== ENTRIES SUPPLIED
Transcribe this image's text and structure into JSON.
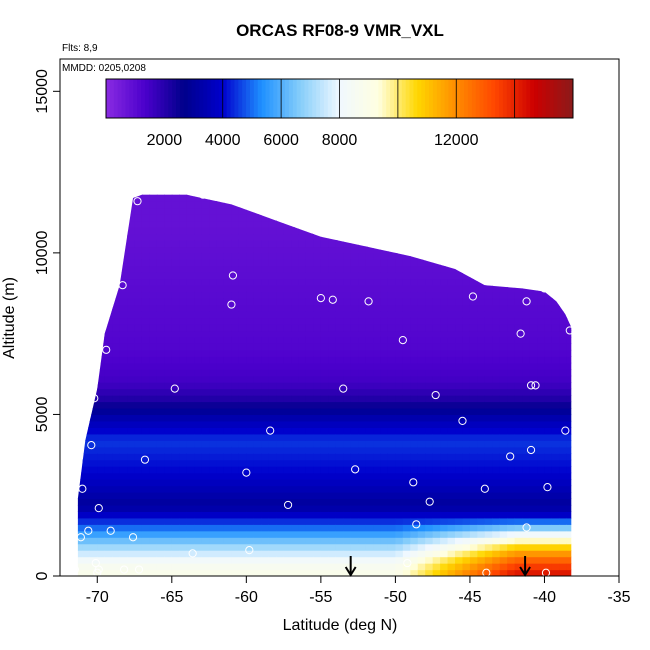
{
  "chart_data": {
    "type": "heatmap",
    "title": "ORCAS RF08-9 VMR_VXL",
    "notes": [
      "Flts: 8,9",
      "MMDD: 0205,0208"
    ],
    "xlabel": "Latitude (deg N)",
    "ylabel": "Altitude (m)",
    "xlim": [
      -72.5,
      -35
    ],
    "ylim": [
      0,
      16000
    ],
    "xticks": [
      -70,
      -65,
      -60,
      -55,
      -50,
      -45,
      -40,
      -35
    ],
    "yticks": [
      0,
      5000,
      10000,
      15000
    ],
    "xtick_labels": [
      "-70",
      "-65",
      "-60",
      "-55",
      "-50",
      "-45",
      "-40",
      "-35"
    ],
    "ytick_labels": [
      "0",
      "5000",
      "10000",
      "15000"
    ],
    "colorbar": {
      "label_values": [
        2000,
        4000,
        6000,
        8000,
        12000
      ],
      "labels": [
        "2000",
        "4000",
        "6000",
        "8000",
        "12000"
      ],
      "range": [
        0,
        16000
      ],
      "line_values": [
        4000,
        6000,
        8000,
        10000,
        12000,
        14000
      ],
      "colors": [
        "#8a2be2",
        "#4b00cc",
        "#00008b",
        "#0000cd",
        "#1e90ff",
        "#87cefa",
        "#f0f8ff",
        "#ffffe0",
        "#ffd700",
        "#ff8c00",
        "#ff4500",
        "#cc0000",
        "#8b1a1a"
      ]
    },
    "envelope": {
      "lat": [
        -71.3,
        -70.8,
        -70.0,
        -69.5,
        -68.5,
        -67.6,
        -67.0,
        -64.0,
        -61.0,
        -58.0,
        -55.0,
        -52.0,
        -49.0,
        -46.0,
        -44.0,
        -41.5,
        -40.0,
        -39.2,
        -38.6,
        -38.2
      ],
      "top_altitude": [
        2400,
        4200,
        5800,
        7500,
        9000,
        11700,
        11800,
        11800,
        11500,
        11000,
        10500,
        10200,
        9900,
        9500,
        9000,
        8900,
        8800,
        8500,
        8100,
        7700
      ]
    },
    "field_bands": [
      {
        "altitude": 11000,
        "value": 800
      },
      {
        "altitude": 9000,
        "value": 1000
      },
      {
        "altitude": 7000,
        "value": 1200
      },
      {
        "altitude": 6000,
        "value": 1500
      },
      {
        "altitude": 5400,
        "value": 2200
      },
      {
        "altitude": 5000,
        "value": 3200
      },
      {
        "altitude": 4200,
        "value": 4500
      },
      {
        "altitude": 3200,
        "value": 4000
      },
      {
        "altitude": 2200,
        "value": 3000
      },
      {
        "altitude": 1500,
        "value": 5000
      },
      {
        "altitude": 900,
        "value": 7000
      },
      {
        "altitude": 400,
        "value": 8500
      },
      {
        "altitude": 0,
        "value": 9000
      }
    ],
    "warm_region": {
      "lat_start": -50,
      "lat_end": -39.5,
      "max_value": 14500,
      "max_altitude": 1800
    },
    "sample_points": [
      [
        -67.3,
        11600
      ],
      [
        -62.9,
        11800
      ],
      [
        -68.3,
        9000
      ],
      [
        -60.9,
        9300
      ],
      [
        -61.0,
        8400
      ],
      [
        -55.0,
        8600
      ],
      [
        -54.2,
        8550
      ],
      [
        -51.8,
        8500
      ],
      [
        -44.8,
        8650
      ],
      [
        -40.0,
        8900
      ],
      [
        -41.2,
        8500
      ],
      [
        -41.6,
        7500
      ],
      [
        -39.2,
        8900
      ],
      [
        -38.3,
        7600
      ],
      [
        -49.5,
        7300
      ],
      [
        -69.4,
        7000
      ],
      [
        -64.8,
        5800
      ],
      [
        -53.5,
        5800
      ],
      [
        -47.3,
        5600
      ],
      [
        -40.9,
        5900
      ],
      [
        -40.6,
        5900
      ],
      [
        -70.2,
        5500
      ],
      [
        -58.4,
        4500
      ],
      [
        -70.4,
        4050
      ],
      [
        -66.8,
        3600
      ],
      [
        -60.0,
        3200
      ],
      [
        -52.7,
        3300
      ],
      [
        -48.8,
        2900
      ],
      [
        -44.0,
        2700
      ],
      [
        -42.3,
        3700
      ],
      [
        -40.9,
        3900
      ],
      [
        -39.8,
        2750
      ],
      [
        -38.6,
        4500
      ],
      [
        -71.0,
        2700
      ],
      [
        -69.9,
        2100
      ],
      [
        -57.2,
        2200
      ],
      [
        -47.7,
        2300
      ],
      [
        -45.5,
        4800
      ],
      [
        -69.1,
        1400
      ],
      [
        -67.6,
        1200
      ],
      [
        -70.6,
        1400
      ],
      [
        -71.1,
        1200
      ],
      [
        -48.6,
        1600
      ],
      [
        -41.2,
        1500
      ],
      [
        -63.6,
        700
      ],
      [
        -59.8,
        800
      ],
      [
        -70.1,
        400
      ],
      [
        -69.9,
        200
      ],
      [
        -71.5,
        200
      ],
      [
        -68.2,
        200
      ],
      [
        -67.2,
        200
      ],
      [
        -49.2,
        400
      ],
      [
        -43.9,
        100
      ],
      [
        -39.9,
        100
      ],
      [
        -70.0,
        100
      ]
    ],
    "arrows": [
      {
        "lat": -53.0,
        "altitude": 0
      },
      {
        "lat": -41.3,
        "altitude": 0
      }
    ],
    "grid": false,
    "legend": "top"
  }
}
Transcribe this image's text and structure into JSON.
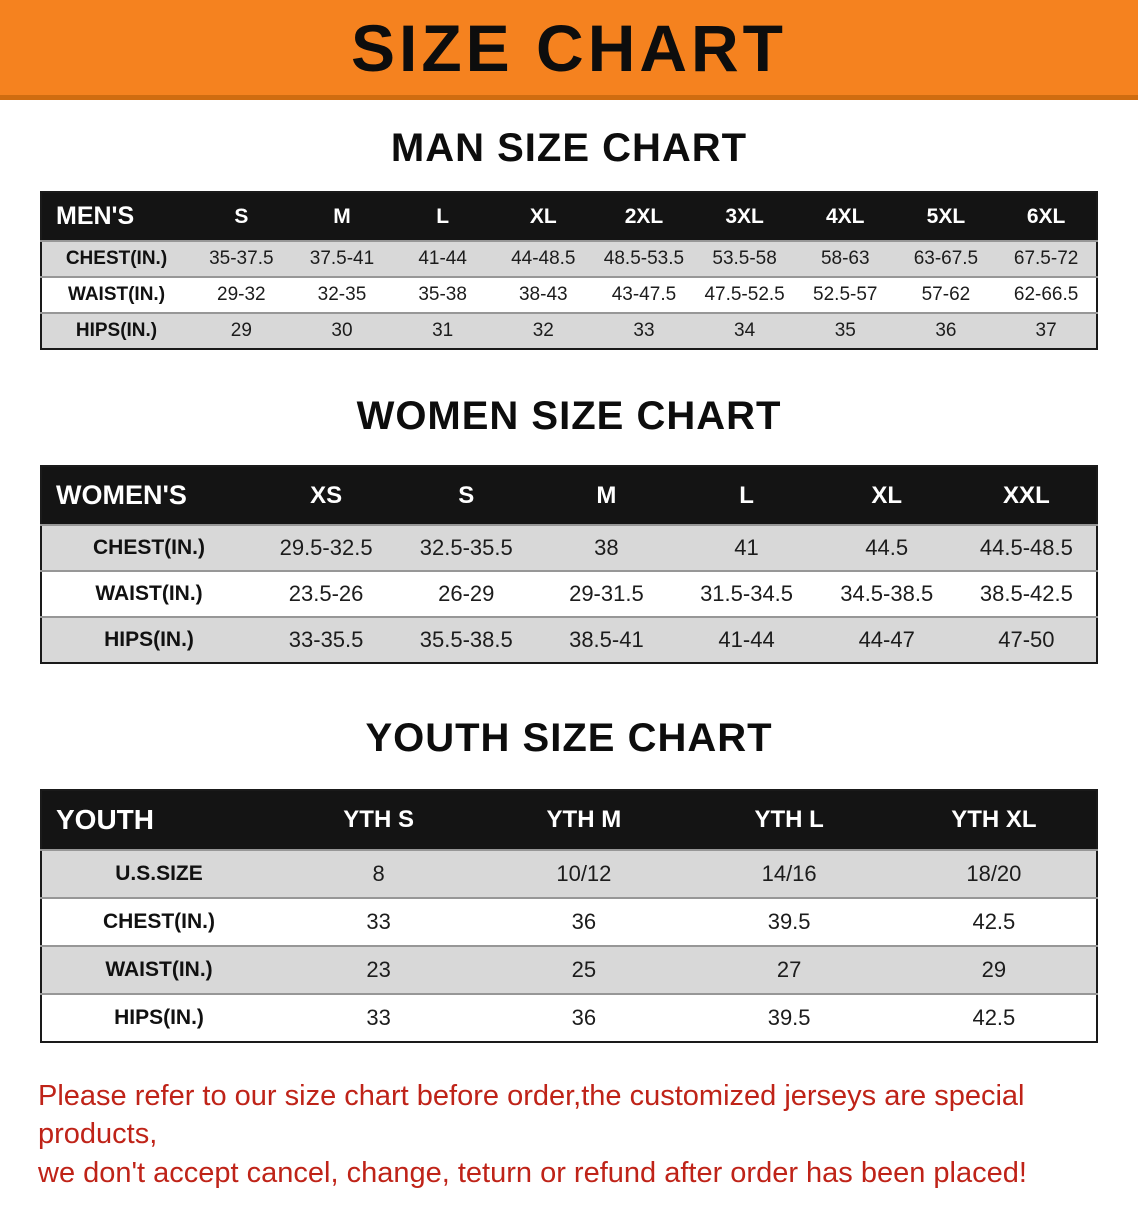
{
  "banner": {
    "title": "SIZE CHART"
  },
  "sections": [
    {
      "title": "MAN SIZE CHART",
      "header": [
        "MEN'S",
        "S",
        "M",
        "L",
        "XL",
        "2XL",
        "3XL",
        "4XL",
        "5XL",
        "6XL"
      ],
      "rows": [
        {
          "label": "CHEST(IN.)",
          "values": [
            "35-37.5",
            "37.5-41",
            "41-44",
            "44-48.5",
            "48.5-53.5",
            "53.5-58",
            "58-63",
            "63-67.5",
            "67.5-72"
          ]
        },
        {
          "label": "WAIST(IN.)",
          "values": [
            "29-32",
            "32-35",
            "35-38",
            "38-43",
            "43-47.5",
            "47.5-52.5",
            "52.5-57",
            "57-62",
            "62-66.5"
          ]
        },
        {
          "label": "HIPS(IN.)",
          "values": [
            "29",
            "30",
            "31",
            "32",
            "33",
            "34",
            "35",
            "36",
            "37"
          ]
        }
      ]
    },
    {
      "title": "WOMEN SIZE CHART",
      "header": [
        "WOMEN'S",
        "XS",
        "S",
        "M",
        "L",
        "XL",
        "XXL"
      ],
      "rows": [
        {
          "label": "CHEST(IN.)",
          "values": [
            "29.5-32.5",
            "32.5-35.5",
            "38",
            "41",
            "44.5",
            "44.5-48.5"
          ]
        },
        {
          "label": "WAIST(IN.)",
          "values": [
            "23.5-26",
            "26-29",
            "29-31.5",
            "31.5-34.5",
            "34.5-38.5",
            "38.5-42.5"
          ]
        },
        {
          "label": "HIPS(IN.)",
          "values": [
            "33-35.5",
            "35.5-38.5",
            "38.5-41",
            "41-44",
            "44-47",
            "47-50"
          ]
        }
      ]
    },
    {
      "title": "YOUTH SIZE CHART",
      "header": [
        "YOUTH",
        "YTH S",
        "YTH M",
        "YTH L",
        "YTH XL"
      ],
      "rows": [
        {
          "label": "U.S.SIZE",
          "values": [
            "8",
            "10/12",
            "14/16",
            "18/20"
          ]
        },
        {
          "label": "CHEST(IN.)",
          "values": [
            "33",
            "36",
            "39.5",
            "42.5"
          ]
        },
        {
          "label": "WAIST(IN.)",
          "values": [
            "23",
            "25",
            "27",
            "29"
          ]
        },
        {
          "label": "HIPS(IN.)",
          "values": [
            "33",
            "36",
            "39.5",
            "42.5"
          ]
        }
      ]
    }
  ],
  "footer": {
    "line1": "Please refer to our size chart before order,the customized jerseys are special products,",
    "line2": "we don't accept cancel, change, teturn or refund after order has been placed!"
  },
  "colors": {
    "banner_bg": "#f5821f",
    "table_header_bg": "#141414",
    "row_stripe": "#d8d8d8",
    "notice_text": "#bf2318"
  }
}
====
TASK PROMPT. Gather all lines where the word "order" appears.

TASK RESPONSE.
    "line1": "Please refer to our size chart before order,the customized jerseys are special products,",
    "line2": "we don't accept cancel, change, teturn or refund after order has been placed!"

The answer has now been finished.